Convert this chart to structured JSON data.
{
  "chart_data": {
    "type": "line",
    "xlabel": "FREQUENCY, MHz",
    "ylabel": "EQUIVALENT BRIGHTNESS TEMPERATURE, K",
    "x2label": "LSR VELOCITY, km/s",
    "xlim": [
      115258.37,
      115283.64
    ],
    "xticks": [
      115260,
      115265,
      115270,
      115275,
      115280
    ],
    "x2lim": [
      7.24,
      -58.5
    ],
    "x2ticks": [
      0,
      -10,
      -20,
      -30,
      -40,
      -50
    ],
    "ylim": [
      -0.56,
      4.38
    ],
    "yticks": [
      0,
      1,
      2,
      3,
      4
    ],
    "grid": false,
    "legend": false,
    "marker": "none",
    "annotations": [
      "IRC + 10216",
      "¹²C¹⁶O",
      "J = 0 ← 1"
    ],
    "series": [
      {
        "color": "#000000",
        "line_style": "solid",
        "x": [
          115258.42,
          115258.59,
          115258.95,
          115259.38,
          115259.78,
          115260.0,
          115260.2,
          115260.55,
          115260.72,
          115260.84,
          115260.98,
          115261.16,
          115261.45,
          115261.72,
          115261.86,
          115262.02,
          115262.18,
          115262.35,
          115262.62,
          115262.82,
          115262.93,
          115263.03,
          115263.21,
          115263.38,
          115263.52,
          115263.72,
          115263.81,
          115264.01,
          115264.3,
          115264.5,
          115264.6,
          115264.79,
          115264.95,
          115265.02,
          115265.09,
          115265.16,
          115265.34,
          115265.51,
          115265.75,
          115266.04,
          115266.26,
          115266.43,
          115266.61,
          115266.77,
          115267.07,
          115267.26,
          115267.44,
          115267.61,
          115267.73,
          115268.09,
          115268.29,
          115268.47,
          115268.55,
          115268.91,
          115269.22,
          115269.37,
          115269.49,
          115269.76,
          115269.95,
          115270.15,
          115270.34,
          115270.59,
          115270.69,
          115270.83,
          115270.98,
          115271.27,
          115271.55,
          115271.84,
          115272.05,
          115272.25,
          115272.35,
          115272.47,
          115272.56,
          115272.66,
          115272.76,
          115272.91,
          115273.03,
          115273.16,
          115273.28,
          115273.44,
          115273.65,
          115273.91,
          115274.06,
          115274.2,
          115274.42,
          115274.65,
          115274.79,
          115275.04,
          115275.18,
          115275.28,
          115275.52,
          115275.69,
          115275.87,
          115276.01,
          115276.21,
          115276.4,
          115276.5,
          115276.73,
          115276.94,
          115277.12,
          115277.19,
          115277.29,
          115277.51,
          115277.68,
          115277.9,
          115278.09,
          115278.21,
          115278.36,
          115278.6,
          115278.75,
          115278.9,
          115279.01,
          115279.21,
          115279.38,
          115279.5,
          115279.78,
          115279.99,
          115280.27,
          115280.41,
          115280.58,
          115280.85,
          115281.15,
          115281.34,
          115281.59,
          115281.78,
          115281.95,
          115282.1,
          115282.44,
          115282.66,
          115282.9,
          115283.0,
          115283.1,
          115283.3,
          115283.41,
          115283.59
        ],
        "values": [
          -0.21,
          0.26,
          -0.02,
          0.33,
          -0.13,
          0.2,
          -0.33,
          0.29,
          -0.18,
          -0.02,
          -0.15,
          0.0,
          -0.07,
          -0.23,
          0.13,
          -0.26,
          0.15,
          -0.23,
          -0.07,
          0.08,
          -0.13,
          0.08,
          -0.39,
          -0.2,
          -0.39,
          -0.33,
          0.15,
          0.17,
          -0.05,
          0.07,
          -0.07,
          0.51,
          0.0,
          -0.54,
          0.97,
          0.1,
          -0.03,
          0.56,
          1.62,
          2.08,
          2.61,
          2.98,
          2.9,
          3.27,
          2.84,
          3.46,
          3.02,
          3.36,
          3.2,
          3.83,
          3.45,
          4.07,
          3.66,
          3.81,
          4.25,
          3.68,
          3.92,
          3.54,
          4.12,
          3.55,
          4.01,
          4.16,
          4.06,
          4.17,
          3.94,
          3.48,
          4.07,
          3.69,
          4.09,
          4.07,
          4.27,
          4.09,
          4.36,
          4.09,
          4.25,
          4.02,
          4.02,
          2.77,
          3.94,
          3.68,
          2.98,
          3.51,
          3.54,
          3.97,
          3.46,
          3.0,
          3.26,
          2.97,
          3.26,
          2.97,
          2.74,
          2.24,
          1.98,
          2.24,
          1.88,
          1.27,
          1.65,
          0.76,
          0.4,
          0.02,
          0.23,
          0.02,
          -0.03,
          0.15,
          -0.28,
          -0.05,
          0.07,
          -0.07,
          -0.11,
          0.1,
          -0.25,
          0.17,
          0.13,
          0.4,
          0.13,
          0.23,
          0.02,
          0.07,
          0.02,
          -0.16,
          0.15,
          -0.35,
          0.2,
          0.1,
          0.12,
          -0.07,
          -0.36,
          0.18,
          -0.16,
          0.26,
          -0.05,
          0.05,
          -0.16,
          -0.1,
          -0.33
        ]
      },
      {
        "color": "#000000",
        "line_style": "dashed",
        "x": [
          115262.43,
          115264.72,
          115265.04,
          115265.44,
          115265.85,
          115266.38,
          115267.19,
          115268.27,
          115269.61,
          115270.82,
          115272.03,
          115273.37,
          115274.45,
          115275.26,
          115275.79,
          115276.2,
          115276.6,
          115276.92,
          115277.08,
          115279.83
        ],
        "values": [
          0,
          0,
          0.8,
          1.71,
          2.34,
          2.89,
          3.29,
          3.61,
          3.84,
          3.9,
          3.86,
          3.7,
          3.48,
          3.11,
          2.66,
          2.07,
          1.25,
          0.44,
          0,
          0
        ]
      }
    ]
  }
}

* Aim of the task: Reproduce the material in full, with no word added or dropped.

* Task answer:
Convert this chart to structured JSON data.
{
  "chart_data": {
    "type": "line",
    "xlabel": "FREQUENCY, MHz",
    "ylabel": "EQUIVALENT BRIGHTNESS TEMPERATURE, K",
    "x2label": "LSR VELOCITY, km/s",
    "xlim": [
      115258.37,
      115283.64
    ],
    "xticks": [
      115260,
      115265,
      115270,
      115275,
      115280
    ],
    "x2lim": [
      7.24,
      -58.5
    ],
    "x2ticks": [
      0,
      -10,
      -20,
      -30,
      -40,
      -50
    ],
    "ylim": [
      -0.56,
      4.38
    ],
    "yticks": [
      0,
      1,
      2,
      3,
      4
    ],
    "grid": false,
    "legend": false,
    "marker": "none",
    "annotations": [
      "IRC + 10216",
      "¹²C¹⁶O",
      "J = 0 ← 1"
    ],
    "series": [
      {
        "color": "#000000",
        "line_style": "solid",
        "x": [
          115258.42,
          115258.59,
          115258.95,
          115259.38,
          115259.78,
          115260.0,
          115260.2,
          115260.55,
          115260.72,
          115260.84,
          115260.98,
          115261.16,
          115261.45,
          115261.72,
          115261.86,
          115262.02,
          115262.18,
          115262.35,
          115262.62,
          115262.82,
          115262.93,
          115263.03,
          115263.21,
          115263.38,
          115263.52,
          115263.72,
          115263.81,
          115264.01,
          115264.3,
          115264.5,
          115264.6,
          115264.79,
          115264.95,
          115265.02,
          115265.09,
          115265.16,
          115265.34,
          115265.51,
          115265.75,
          115266.04,
          115266.26,
          115266.43,
          115266.61,
          115266.77,
          115267.07,
          115267.26,
          115267.44,
          115267.61,
          115267.73,
          115268.09,
          115268.29,
          115268.47,
          115268.55,
          115268.91,
          115269.22,
          115269.37,
          115269.49,
          115269.76,
          115269.95,
          115270.15,
          115270.34,
          115270.59,
          115270.69,
          115270.83,
          115270.98,
          115271.27,
          115271.55,
          115271.84,
          115272.05,
          115272.25,
          115272.35,
          115272.47,
          115272.56,
          115272.66,
          115272.76,
          115272.91,
          115273.03,
          115273.16,
          115273.28,
          115273.44,
          115273.65,
          115273.91,
          115274.06,
          115274.2,
          115274.42,
          115274.65,
          115274.79,
          115275.04,
          115275.18,
          115275.28,
          115275.52,
          115275.69,
          115275.87,
          115276.01,
          115276.21,
          115276.4,
          115276.5,
          115276.73,
          115276.94,
          115277.12,
          115277.19,
          115277.29,
          115277.51,
          115277.68,
          115277.9,
          115278.09,
          115278.21,
          115278.36,
          115278.6,
          115278.75,
          115278.9,
          115279.01,
          115279.21,
          115279.38,
          115279.5,
          115279.78,
          115279.99,
          115280.27,
          115280.41,
          115280.58,
          115280.85,
          115281.15,
          115281.34,
          115281.59,
          115281.78,
          115281.95,
          115282.1,
          115282.44,
          115282.66,
          115282.9,
          115283.0,
          115283.1,
          115283.3,
          115283.41,
          115283.59
        ],
        "values": [
          -0.21,
          0.26,
          -0.02,
          0.33,
          -0.13,
          0.2,
          -0.33,
          0.29,
          -0.18,
          -0.02,
          -0.15,
          0.0,
          -0.07,
          -0.23,
          0.13,
          -0.26,
          0.15,
          -0.23,
          -0.07,
          0.08,
          -0.13,
          0.08,
          -0.39,
          -0.2,
          -0.39,
          -0.33,
          0.15,
          0.17,
          -0.05,
          0.07,
          -0.07,
          0.51,
          0.0,
          -0.54,
          0.97,
          0.1,
          -0.03,
          0.56,
          1.62,
          2.08,
          2.61,
          2.98,
          2.9,
          3.27,
          2.84,
          3.46,
          3.02,
          3.36,
          3.2,
          3.83,
          3.45,
          4.07,
          3.66,
          3.81,
          4.25,
          3.68,
          3.92,
          3.54,
          4.12,
          3.55,
          4.01,
          4.16,
          4.06,
          4.17,
          3.94,
          3.48,
          4.07,
          3.69,
          4.09,
          4.07,
          4.27,
          4.09,
          4.36,
          4.09,
          4.25,
          4.02,
          4.02,
          2.77,
          3.94,
          3.68,
          2.98,
          3.51,
          3.54,
          3.97,
          3.46,
          3.0,
          3.26,
          2.97,
          3.26,
          2.97,
          2.74,
          2.24,
          1.98,
          2.24,
          1.88,
          1.27,
          1.65,
          0.76,
          0.4,
          0.02,
          0.23,
          0.02,
          -0.03,
          0.15,
          -0.28,
          -0.05,
          0.07,
          -0.07,
          -0.11,
          0.1,
          -0.25,
          0.17,
          0.13,
          0.4,
          0.13,
          0.23,
          0.02,
          0.07,
          0.02,
          -0.16,
          0.15,
          -0.35,
          0.2,
          0.1,
          0.12,
          -0.07,
          -0.36,
          0.18,
          -0.16,
          0.26,
          -0.05,
          0.05,
          -0.16,
          -0.1,
          -0.33
        ]
      },
      {
        "color": "#000000",
        "line_style": "dashed",
        "x": [
          115262.43,
          115264.72,
          115265.04,
          115265.44,
          115265.85,
          115266.38,
          115267.19,
          115268.27,
          115269.61,
          115270.82,
          115272.03,
          115273.37,
          115274.45,
          115275.26,
          115275.79,
          115276.2,
          115276.6,
          115276.92,
          115277.08,
          115279.83
        ],
        "values": [
          0,
          0,
          0.8,
          1.71,
          2.34,
          2.89,
          3.29,
          3.61,
          3.84,
          3.9,
          3.86,
          3.7,
          3.48,
          3.11,
          2.66,
          2.07,
          1.25,
          0.44,
          0,
          0
        ]
      }
    ]
  }
}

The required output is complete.